(Data records)
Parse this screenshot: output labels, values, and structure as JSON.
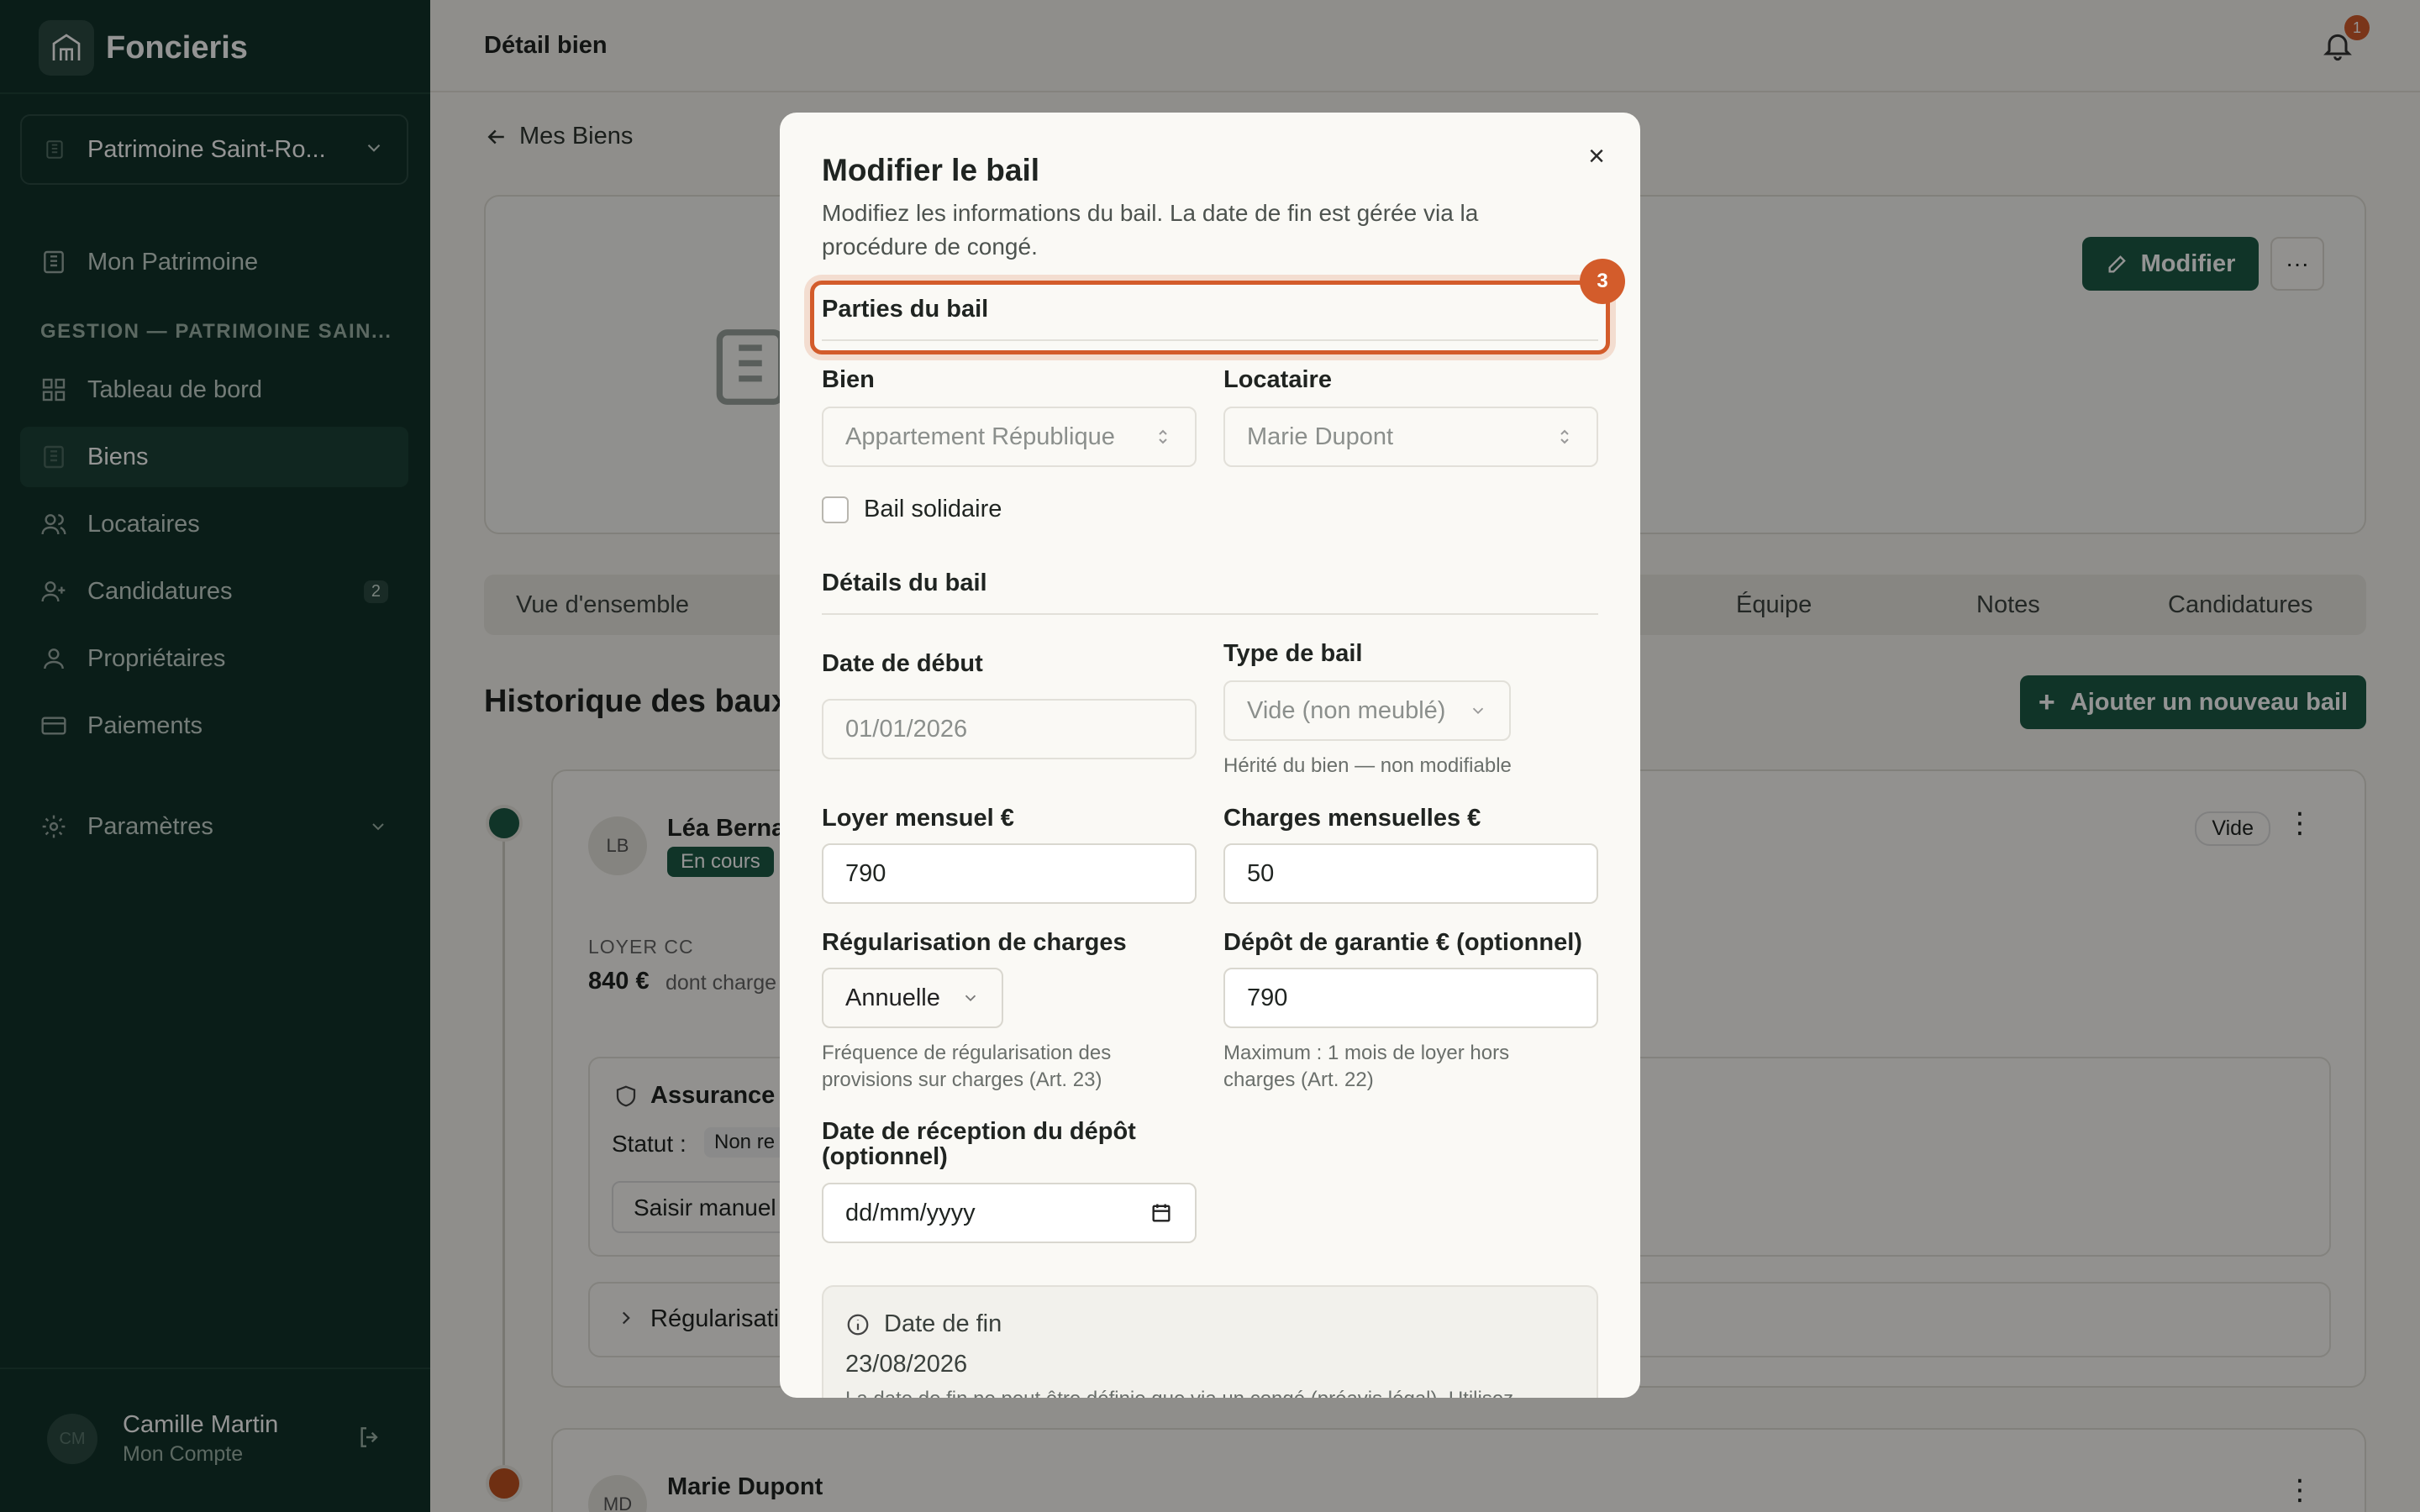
{
  "brand": {
    "name": "Foncieris"
  },
  "org": {
    "name": "Patrimoine Saint-Ro..."
  },
  "nav": {
    "mon_patrimoine": "Mon Patrimoine",
    "section_label": "GESTION — PATRIMOINE SAIN...",
    "items": [
      {
        "label": "Tableau de bord",
        "active": false
      },
      {
        "label": "Biens",
        "active": true
      },
      {
        "label": "Locataires",
        "active": false
      },
      {
        "label": "Candidatures",
        "active": false,
        "badge": "2"
      },
      {
        "label": "Propriétaires",
        "active": false
      },
      {
        "label": "Paiements",
        "active": false
      }
    ],
    "settings": "Paramètres"
  },
  "user": {
    "initials": "CM",
    "name": "Camille Martin",
    "sub": "Mon Compte"
  },
  "topbar": {
    "title": "Détail bien",
    "notifications": "1"
  },
  "page": {
    "back_label": "Mes Biens",
    "modifier_label": "Modifier",
    "more_label": "···",
    "tabs": [
      "Vue d'ensemble",
      "Équipe",
      "Notes",
      "Candidatures"
    ],
    "history_title": "Historique des baux",
    "add_lease_label": "Ajouter un nouveau bail",
    "lease1": {
      "initials": "LB",
      "tenant": "Léa Berna",
      "status": "En cours",
      "type_badge": "Vide",
      "rent_label": "LOYER CC",
      "rent_value": "840 €",
      "rent_note": "dont charge",
      "insurance_label": "Assurance",
      "status_label": "Statut :",
      "status_value": "Non re",
      "manual_btn": "Saisir manuel",
      "regularisation": "Régularisati"
    },
    "lease2": {
      "initials": "MD",
      "tenant": "Marie Dupont"
    }
  },
  "modal": {
    "title": "Modifier le bail",
    "description": "Modifiez les informations du bail. La date de fin est gérée via la procédure de congé.",
    "step_badge": "3",
    "section_parties": "Parties du bail",
    "bien_label": "Bien",
    "bien_value": "Appartement République",
    "locataire_label": "Locataire",
    "locataire_value": "Marie Dupont",
    "bail_solidaire": "Bail solidaire",
    "section_details": "Détails du bail",
    "date_debut_label": "Date de début",
    "date_debut_value": "01/01/2026",
    "type_bail_label": "Type de bail",
    "type_bail_value": "Vide (non meublé)",
    "type_bail_help": "Hérité du bien — non modifiable",
    "loyer_label": "Loyer mensuel €",
    "loyer_value": "790",
    "charges_label": "Charges mensuelles €",
    "charges_value": "50",
    "regul_label": "Régularisation de charges",
    "regul_value": "Annuelle",
    "regul_help": "Fréquence de régularisation des provisions sur charges (Art. 23)",
    "depot_label": "Dépôt de garantie € (optionnel)",
    "depot_value": "790",
    "depot_help": "Maximum : 1 mois de loyer hors charges (Art. 22)",
    "reception_label": "Date de réception du dépôt (optionnel)",
    "reception_placeholder": "dd/mm/yyyy",
    "fin_title": "Date de fin",
    "fin_value": "23/08/2026",
    "fin_note": "La date de fin ne peut être définie que via un congé (préavis légal). Utilisez"
  },
  "colors": {
    "sidebar": "#12322a",
    "accent": "#1d5a45",
    "highlight": "#d35c2b"
  }
}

*SHORT TASK*
Skip the pictures and print each record exactly as it stands.

*FINISHED EXERCISE*
Parse this screenshot: output labels, values, and structure as JSON.
{
  "brand": {
    "name": "Foncieris"
  },
  "org": {
    "name": "Patrimoine Saint-Ro..."
  },
  "nav": {
    "mon_patrimoine": "Mon Patrimoine",
    "section_label": "GESTION — PATRIMOINE SAIN...",
    "items": [
      {
        "label": "Tableau de bord",
        "active": false
      },
      {
        "label": "Biens",
        "active": true
      },
      {
        "label": "Locataires",
        "active": false
      },
      {
        "label": "Candidatures",
        "active": false,
        "badge": "2"
      },
      {
        "label": "Propriétaires",
        "active": false
      },
      {
        "label": "Paiements",
        "active": false
      }
    ],
    "settings": "Paramètres"
  },
  "user": {
    "initials": "CM",
    "name": "Camille Martin",
    "sub": "Mon Compte"
  },
  "topbar": {
    "title": "Détail bien",
    "notifications": "1"
  },
  "page": {
    "back_label": "Mes Biens",
    "modifier_label": "Modifier",
    "more_label": "···",
    "tabs": [
      "Vue d'ensemble",
      "Équipe",
      "Notes",
      "Candidatures"
    ],
    "history_title": "Historique des baux",
    "add_lease_label": "Ajouter un nouveau bail",
    "lease1": {
      "initials": "LB",
      "tenant": "Léa Berna",
      "status": "En cours",
      "type_badge": "Vide",
      "rent_label": "LOYER CC",
      "rent_value": "840 €",
      "rent_note": "dont charge",
      "insurance_label": "Assurance",
      "status_label": "Statut :",
      "status_value": "Non re",
      "manual_btn": "Saisir manuel",
      "regularisation": "Régularisati"
    },
    "lease2": {
      "initials": "MD",
      "tenant": "Marie Dupont"
    }
  },
  "modal": {
    "title": "Modifier le bail",
    "description": "Modifiez les informations du bail. La date de fin est gérée via la procédure de congé.",
    "step_badge": "3",
    "section_parties": "Parties du bail",
    "bien_label": "Bien",
    "bien_value": "Appartement République",
    "locataire_label": "Locataire",
    "locataire_value": "Marie Dupont",
    "bail_solidaire": "Bail solidaire",
    "section_details": "Détails du bail",
    "date_debut_label": "Date de début",
    "date_debut_value": "01/01/2026",
    "type_bail_label": "Type de bail",
    "type_bail_value": "Vide (non meublé)",
    "type_bail_help": "Hérité du bien — non modifiable",
    "loyer_label": "Loyer mensuel €",
    "loyer_value": "790",
    "charges_label": "Charges mensuelles €",
    "charges_value": "50",
    "regul_label": "Régularisation de charges",
    "regul_value": "Annuelle",
    "regul_help": "Fréquence de régularisation des provisions sur charges (Art. 23)",
    "depot_label": "Dépôt de garantie € (optionnel)",
    "depot_value": "790",
    "depot_help": "Maximum : 1 mois de loyer hors charges (Art. 22)",
    "reception_label": "Date de réception du dépôt (optionnel)",
    "reception_placeholder": "dd/mm/yyyy",
    "fin_title": "Date de fin",
    "fin_value": "23/08/2026",
    "fin_note": "La date de fin ne peut être définie que via un congé (préavis légal). Utilisez"
  },
  "colors": {
    "sidebar": "#12322a",
    "accent": "#1d5a45",
    "highlight": "#d35c2b"
  }
}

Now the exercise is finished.